* [Exercise prompt]:
Copy down all of the data underneath, exactly as shown.

Records from a collection:

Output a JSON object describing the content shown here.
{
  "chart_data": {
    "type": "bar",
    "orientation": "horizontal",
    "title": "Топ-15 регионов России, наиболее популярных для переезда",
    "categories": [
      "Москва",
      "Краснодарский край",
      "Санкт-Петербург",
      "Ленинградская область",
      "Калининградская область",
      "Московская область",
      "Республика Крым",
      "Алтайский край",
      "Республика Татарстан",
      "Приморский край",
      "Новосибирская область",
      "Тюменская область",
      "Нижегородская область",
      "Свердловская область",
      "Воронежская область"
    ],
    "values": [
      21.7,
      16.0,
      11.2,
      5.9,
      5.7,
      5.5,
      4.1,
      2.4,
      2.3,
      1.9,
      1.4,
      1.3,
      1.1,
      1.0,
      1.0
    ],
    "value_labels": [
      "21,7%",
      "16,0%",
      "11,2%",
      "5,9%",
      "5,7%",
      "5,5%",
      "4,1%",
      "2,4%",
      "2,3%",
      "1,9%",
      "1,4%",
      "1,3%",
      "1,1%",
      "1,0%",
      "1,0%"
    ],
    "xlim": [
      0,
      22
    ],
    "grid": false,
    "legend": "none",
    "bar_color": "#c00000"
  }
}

* [Response to the exercise]:
Output a JSON object describing the content shown here.
{
  "chart_data": {
    "type": "bar",
    "orientation": "horizontal",
    "title": "Топ-15 регионов России, наиболее популярных для переезда",
    "categories": [
      "Москва",
      "Краснодарский край",
      "Санкт-Петербург",
      "Ленинградская область",
      "Калининградская область",
      "Московская область",
      "Республика Крым",
      "Алтайский край",
      "Республика Татарстан",
      "Приморский край",
      "Новосибирская область",
      "Тюменская область",
      "Нижегородская область",
      "Свердловская область",
      "Воронежская область"
    ],
    "values": [
      21.7,
      16.0,
      11.2,
      5.9,
      5.7,
      5.5,
      4.1,
      2.4,
      2.3,
      1.9,
      1.4,
      1.3,
      1.1,
      1.0,
      1.0
    ],
    "value_labels": [
      "21,7%",
      "16,0%",
      "11,2%",
      "5,9%",
      "5,7%",
      "5,5%",
      "4,1%",
      "2,4%",
      "2,3%",
      "1,9%",
      "1,4%",
      "1,3%",
      "1,1%",
      "1,0%",
      "1,0%"
    ],
    "xlim": [
      0,
      22
    ],
    "grid": false,
    "legend": "none",
    "bar_color": "#c00000"
  }
}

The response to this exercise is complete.